start SOURCE EXCERPT

I totally hear what you are saying but i voted YABU.

Is there any way you can negotiate more part in the business as you say you have been helping him with it.
You do need to get some savings i admire you for paying off the debts and agree bringing up kids is a massive expense i don't know your age but now is the time to get back to supersaving like you did paying off the debts. While you can before you get too old or family circumstances change eg grankids come along.

Look on Martin Lewis for sorting out your finances. i don't think you have been a gold digger etc. But i feel it's up to you to get on with it.
You don't have to leave partner just save and try to get your own buy to let or some investments.
Then start putting more in your pension.
Start the change now you need your own security. Good luck.

Daisydoesnt · 10/05/2021 09:08

I shouldn't have to get married just to protect myself. I appreciate that is one of the reasons to get married, but it seems in this case people are suggesting that I should get married just to make myself eligible to his dosh

This is a pet peeve of mine. Look at it the other way around; why should someone who has taken the deliberate and conscious decision NOT to enter into a contract, be bound by it anyway? That’s what you are talking about; because you live together, but aren’t married, you should be entitled to their assets as if you were?

They choose not to enter into a contract for a reason. Your rights don’t trump theirs.

roguetomato · 10/05/2021 09:21

In the post few years ago, you are saying exactly the same thing, and you got similar response from posters regarding finance. I think nothing is going to change unless you do.
He justified himself for you to work for him for free by taking you on holidays etc. So clearly you have spoken about finance back then. Did anything changed since then?

Blossomtoes · 10/05/2021 09:23

ask if there are legal recourses for you, given your circumstances. There may well be

There aren’t. He could kick her out tomorrow with nothing and he’d be perfectly within his rights.

cooldarkroom · 10/05/2021 09:57

My heart goes out to you. I have been in a similarly precarious situation & it is very uncomfortable, & in the end a lot of resentment grew as I felt increasingly taken for granted with no security.

end SOURCE EXCERPT

EXERCISE BRIEF =>
Quote the forum thread about money and living together unmarried in full, word for word. The items after this point are from a different source.

start DATASET CONTENT

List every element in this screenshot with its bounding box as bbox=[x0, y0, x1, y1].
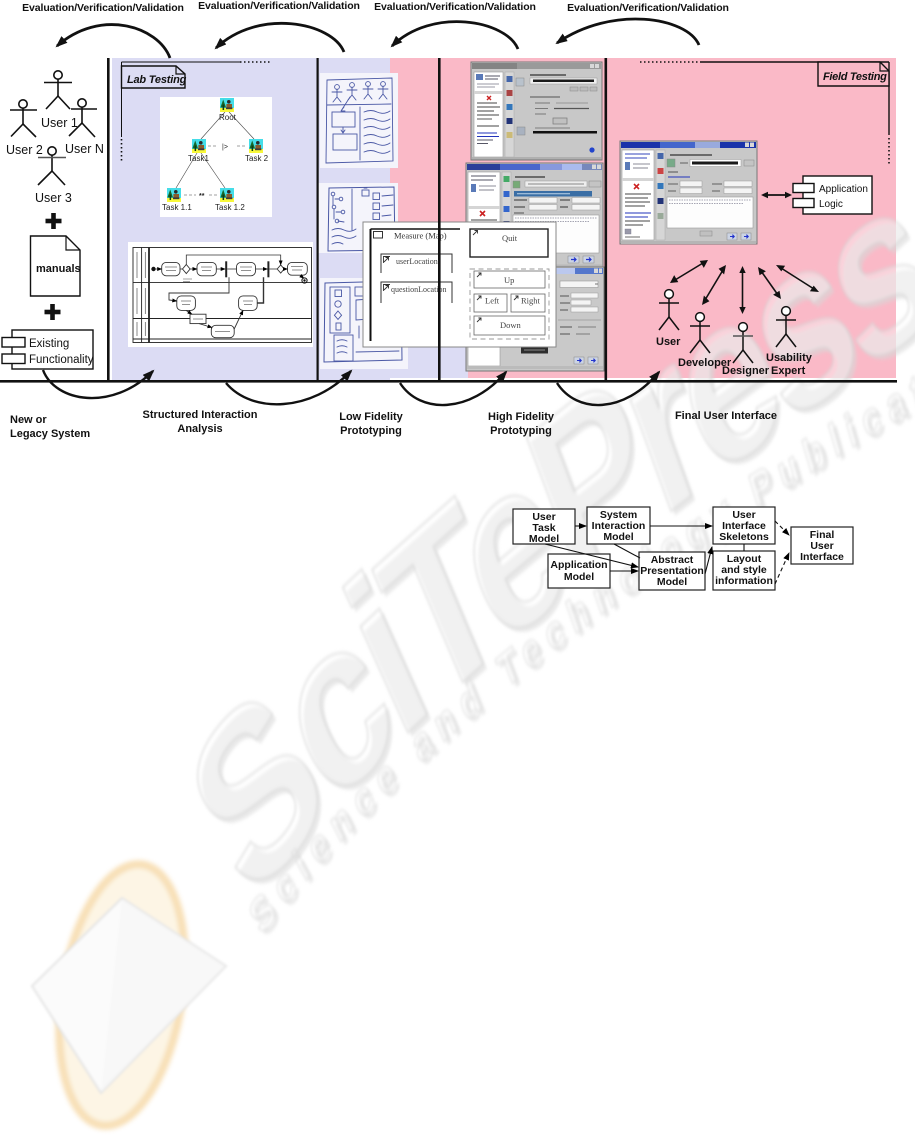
svg-text:User 1: User 1 bbox=[41, 116, 78, 130]
svg-text:Functionality: Functionality bbox=[29, 354, 94, 366]
svg-text:Evaluation/Verification/Valida: Evaluation/Verification/Validation bbox=[22, 2, 184, 14]
svg-text:Field Testing: Field Testing bbox=[823, 71, 887, 83]
svg-text:Legacy System: Legacy System bbox=[10, 428, 90, 440]
svg-text:Down: Down bbox=[500, 320, 522, 330]
svg-text:userLocation: userLocation bbox=[396, 257, 438, 266]
svg-text:Structured Interaction: Structured Interaction bbox=[143, 409, 258, 421]
svg-text:Left: Left bbox=[485, 296, 500, 306]
svg-text:Low Fidelity: Low Fidelity bbox=[339, 411, 403, 423]
svg-text:Skeletons: Skeletons bbox=[719, 531, 769, 543]
svg-text:Final User Interface: Final User Interface bbox=[675, 410, 777, 422]
svg-text:Analysis: Analysis bbox=[177, 423, 222, 435]
svg-text:High Fidelity: High Fidelity bbox=[488, 411, 555, 423]
svg-text:Evaluation/Verification/Valida: Evaluation/Verification/Validation bbox=[198, 0, 360, 12]
svg-text:information: information bbox=[715, 575, 773, 587]
svg-text:Existing: Existing bbox=[29, 338, 69, 350]
svg-text:Model: Model bbox=[603, 531, 633, 543]
svg-text:Logic: Logic bbox=[819, 199, 843, 210]
svg-text:Right: Right bbox=[521, 296, 541, 306]
svg-text:User N: User N bbox=[65, 142, 104, 156]
svg-text:Model: Model bbox=[657, 576, 687, 588]
svg-text:Interface: Interface bbox=[800, 551, 844, 563]
svg-text:manuals: manuals bbox=[36, 263, 81, 275]
svg-text:New or: New or bbox=[10, 414, 47, 426]
svg-text:|>: |> bbox=[222, 144, 228, 151]
svg-text:Task1: Task1 bbox=[188, 154, 209, 163]
svg-text:**: ** bbox=[199, 193, 205, 200]
svg-text:Task 1.1: Task 1.1 bbox=[162, 203, 192, 212]
svg-text:User 2: User 2 bbox=[6, 143, 43, 157]
svg-text:Task 2: Task 2 bbox=[245, 154, 269, 163]
svg-text:Designer: Designer bbox=[722, 365, 770, 377]
svg-text:Root: Root bbox=[219, 113, 237, 122]
svg-text:Application: Application bbox=[550, 559, 607, 571]
svg-text:Lab Testing: Lab Testing bbox=[127, 74, 187, 86]
svg-text:Expert: Expert bbox=[771, 365, 806, 377]
svg-text:Evaluation/Verification/Valida: Evaluation/Verification/Validation bbox=[374, 1, 536, 13]
svg-text:Task 1.2: Task 1.2 bbox=[215, 203, 245, 212]
svg-text:Up: Up bbox=[504, 275, 514, 285]
svg-text:Application: Application bbox=[819, 184, 868, 195]
svg-text:Model: Model bbox=[564, 571, 594, 583]
svg-text:Usability: Usability bbox=[766, 352, 813, 364]
svg-text:Quit: Quit bbox=[502, 233, 518, 243]
svg-text:Model: Model bbox=[529, 533, 559, 545]
svg-text:User 3: User 3 bbox=[35, 191, 72, 205]
svg-text:Prototyping: Prototyping bbox=[340, 425, 402, 437]
svg-text:Prototyping: Prototyping bbox=[490, 425, 552, 437]
svg-text:User: User bbox=[656, 336, 681, 348]
svg-text:Evaluation/Verification/Valida: Evaluation/Verification/Validation bbox=[567, 2, 729, 14]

end DATASET CONTENT

TASK OUTPUT =>
I totally hear what you are saying but i voted YABU.

Is there any way you can negotiate more part in the business as you say you have been helping him with it.
You do need to get some savings i admire you for paying off the debts and agree bringing up kids is a massive expense i don't know your age but now is the time to get back to supersaving like you did paying off the debts. While you can before you get too old or family circumstances change eg grankids come along.

Look on Martin Lewis for sorting out your finances. i don't think you have been a gold digger etc. But i feel it's up to you to get on with it.
You don't have to leave partner just save and try to get your own buy to let or some investments.
Then start putting more in your pension.
Start the change now you need your own security. Good luck.

Daisydoesnt · 10/05/2021 09:08

I shouldn't have to get married just to protect myself. I appreciate that is one of the reasons to get married, but it seems in this case people are suggesting that I should get married just to make myself eligible to his dosh

This is a pet peeve of mine. Look at it the other way around; why should someone who has taken the deliberate and conscious decision NOT to enter into a contract, be bound by it anyway? That’s what you are talking about; because you live together, but aren’t married, you should be entitled to their assets as if you were?

They choose not to enter into a contract for a reason. Your rights don’t trump theirs.

roguetomato · 10/05/2021 09:21

In the post few years ago, you are saying exactly the same thing, and you got similar response from posters regarding finance. I think nothing is going to change unless you do.
He justified himself for you to work for him for free by taking you on holidays etc. So clearly you have spoken about finance back then. Did anything changed since then?

Blossomtoes · 10/05/2021 09:23

ask if there are legal recourses for you, given your circumstances. There may well be

There aren’t. He could kick her out tomorrow with nothing and he’d be perfectly within his rights.

cooldarkroom · 10/05/2021 09:57

My heart goes out to you. I have been in a similarly precarious situation & it is very uncomfortable, & in the end a lot of resentment grew as I felt increasingly taken for granted with no security.